■ **Required task**:
Copy out all the lines in the records that include the word "Summarize".

■ **Data provided**:
----

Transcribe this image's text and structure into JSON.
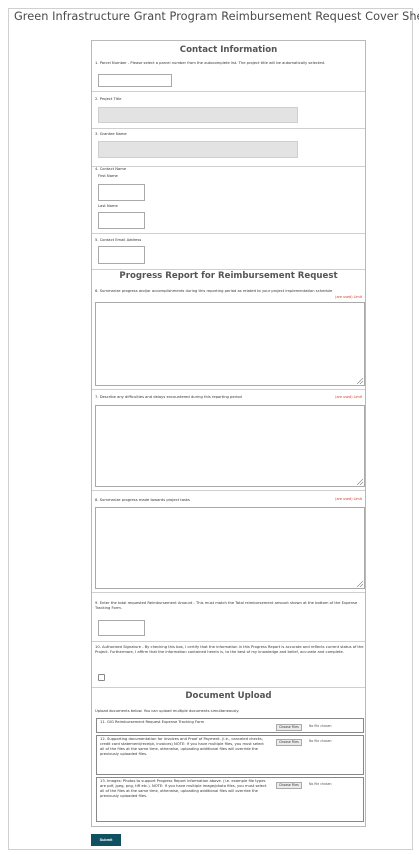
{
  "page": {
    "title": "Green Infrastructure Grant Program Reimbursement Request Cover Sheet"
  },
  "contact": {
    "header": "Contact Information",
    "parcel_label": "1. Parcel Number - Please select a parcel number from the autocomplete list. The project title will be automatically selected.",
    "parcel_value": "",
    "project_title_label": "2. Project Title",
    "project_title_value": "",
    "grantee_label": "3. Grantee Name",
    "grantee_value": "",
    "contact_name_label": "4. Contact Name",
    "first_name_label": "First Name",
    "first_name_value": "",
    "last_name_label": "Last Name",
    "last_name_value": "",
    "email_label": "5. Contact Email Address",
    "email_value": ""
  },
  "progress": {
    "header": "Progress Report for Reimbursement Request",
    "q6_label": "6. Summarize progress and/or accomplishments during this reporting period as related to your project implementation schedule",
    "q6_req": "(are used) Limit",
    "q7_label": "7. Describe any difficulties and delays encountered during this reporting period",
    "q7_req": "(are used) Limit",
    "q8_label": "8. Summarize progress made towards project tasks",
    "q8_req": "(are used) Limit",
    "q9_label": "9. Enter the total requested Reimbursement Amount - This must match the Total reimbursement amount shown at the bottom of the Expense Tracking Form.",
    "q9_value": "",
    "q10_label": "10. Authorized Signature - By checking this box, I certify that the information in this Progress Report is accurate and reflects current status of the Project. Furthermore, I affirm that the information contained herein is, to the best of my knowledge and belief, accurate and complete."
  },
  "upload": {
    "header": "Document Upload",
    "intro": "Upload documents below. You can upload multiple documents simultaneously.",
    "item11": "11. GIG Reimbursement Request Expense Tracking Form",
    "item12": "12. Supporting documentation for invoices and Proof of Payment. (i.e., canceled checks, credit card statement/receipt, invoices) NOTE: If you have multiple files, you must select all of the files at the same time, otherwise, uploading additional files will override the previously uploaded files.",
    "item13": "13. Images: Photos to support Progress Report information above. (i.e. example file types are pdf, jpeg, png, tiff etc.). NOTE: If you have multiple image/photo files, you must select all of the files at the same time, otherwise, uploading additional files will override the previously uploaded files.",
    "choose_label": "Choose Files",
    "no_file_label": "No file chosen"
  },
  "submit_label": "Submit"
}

----

■ **Result for this exercise**:
    "q6_label": "6. Summarize progress and/or accomplishments during this reporting period as related to your project implementation schedule",
    "q8_label": "8. Summarize progress made towards project tasks",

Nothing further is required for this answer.